◆ BRIEF
The data shown below should all be retyped exactly.

>>>

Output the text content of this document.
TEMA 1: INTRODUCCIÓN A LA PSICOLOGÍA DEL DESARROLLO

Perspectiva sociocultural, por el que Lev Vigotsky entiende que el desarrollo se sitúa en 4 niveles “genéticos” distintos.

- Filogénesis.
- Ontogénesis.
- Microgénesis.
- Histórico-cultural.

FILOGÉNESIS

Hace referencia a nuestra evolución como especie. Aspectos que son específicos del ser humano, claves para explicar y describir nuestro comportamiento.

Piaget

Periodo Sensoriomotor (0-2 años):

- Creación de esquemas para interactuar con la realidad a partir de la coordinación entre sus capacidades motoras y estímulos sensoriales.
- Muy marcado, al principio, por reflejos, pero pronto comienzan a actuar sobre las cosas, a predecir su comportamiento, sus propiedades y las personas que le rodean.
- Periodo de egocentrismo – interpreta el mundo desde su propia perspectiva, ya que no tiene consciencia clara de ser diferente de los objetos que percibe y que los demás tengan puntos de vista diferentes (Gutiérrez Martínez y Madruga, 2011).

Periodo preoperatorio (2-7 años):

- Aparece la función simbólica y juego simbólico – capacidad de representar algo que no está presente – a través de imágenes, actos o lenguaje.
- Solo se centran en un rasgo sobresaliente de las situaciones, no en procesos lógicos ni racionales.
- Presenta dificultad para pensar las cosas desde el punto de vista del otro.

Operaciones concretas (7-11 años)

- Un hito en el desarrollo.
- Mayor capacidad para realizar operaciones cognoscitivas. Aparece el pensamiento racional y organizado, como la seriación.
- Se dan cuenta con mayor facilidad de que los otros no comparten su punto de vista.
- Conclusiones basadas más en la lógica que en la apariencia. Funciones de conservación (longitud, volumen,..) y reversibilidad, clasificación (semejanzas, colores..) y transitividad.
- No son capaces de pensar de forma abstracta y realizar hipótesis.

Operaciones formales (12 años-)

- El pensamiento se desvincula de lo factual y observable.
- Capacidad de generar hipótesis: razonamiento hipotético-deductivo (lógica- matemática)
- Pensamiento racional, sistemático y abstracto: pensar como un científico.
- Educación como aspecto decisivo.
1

<<<

◆ RESPONSE BELOW
Output the text content of this document.
TEMA 1: INTRODUCCIÓN A LA PSICOLOGÍA DEL DESARROLLO

Perspectiva sociocultural, por el que Lev Vigotsky entiende que el desarrollo se sitúa en 4 niveles “genéticos” distintos.

- Filogénesis.
- Ontogénesis.
- Microgénesis.
- Histórico-cultural.

FILOGÉNESIS

Hace referencia a nuestra evolución como especie. Aspectos que son específicos del ser humano, claves para explicar y describir nuestro comportamiento.

Piaget

Periodo Sensoriomotor (0-2 años):

- Creación de esquemas para interactuar con la realidad a partir de la coordinación entre sus capacidades motoras y estímulos sensoriales.
- Muy marcado, al principio, por reflejos, pero pronto comienzan a actuar sobre las cosas, a predecir su comportamiento, sus propiedades y las personas que le rodean.
- Periodo de egocentrismo – interpreta el mundo desde su propia perspectiva, ya que no tiene consciencia clara de ser diferente de los objetos que percibe y que los demás tengan puntos de vista diferentes (Gutiérrez Martínez y Madruga, 2011).

Periodo preoperatorio (2-7 años):

- Aparece la función simbólica y juego simbólico – capacidad de representar algo que no está presente – a través de imágenes, actos o lenguaje.
- Solo se centran en un rasgo sobresaliente de las situaciones, no en procesos lógicos ni racionales.
- Presenta dificultad para pensar las cosas desde el punto de vista del otro.

Operaciones concretas (7-11 años)

- Un hito en el desarrollo.
- Mayor capacidad para realizar operaciones cognoscitivas. Aparece el pensamiento racional y organizado, como la seriación.
- Se dan cuenta con mayor facilidad de que los otros no comparten su punto de vista.
- Conclusiones basadas más en la lógica que en la apariencia. Funciones de conservación (longitud, volumen,..) y reversibilidad, clasificación (semejanzas, colores..) y transitividad.
- No son capaces de pensar de forma abstracta y realizar hipótesis.

Operaciones formales (12 años-)

- El pensamiento se desvincula de lo factual y observable.
- Capacidad de generar hipótesis: razonamiento hipotético-deductivo (lógica- matemática)
- Pensamiento racional, sistemático y abstracto: pensar como un científico.
- Educación como aspecto decisivo.
1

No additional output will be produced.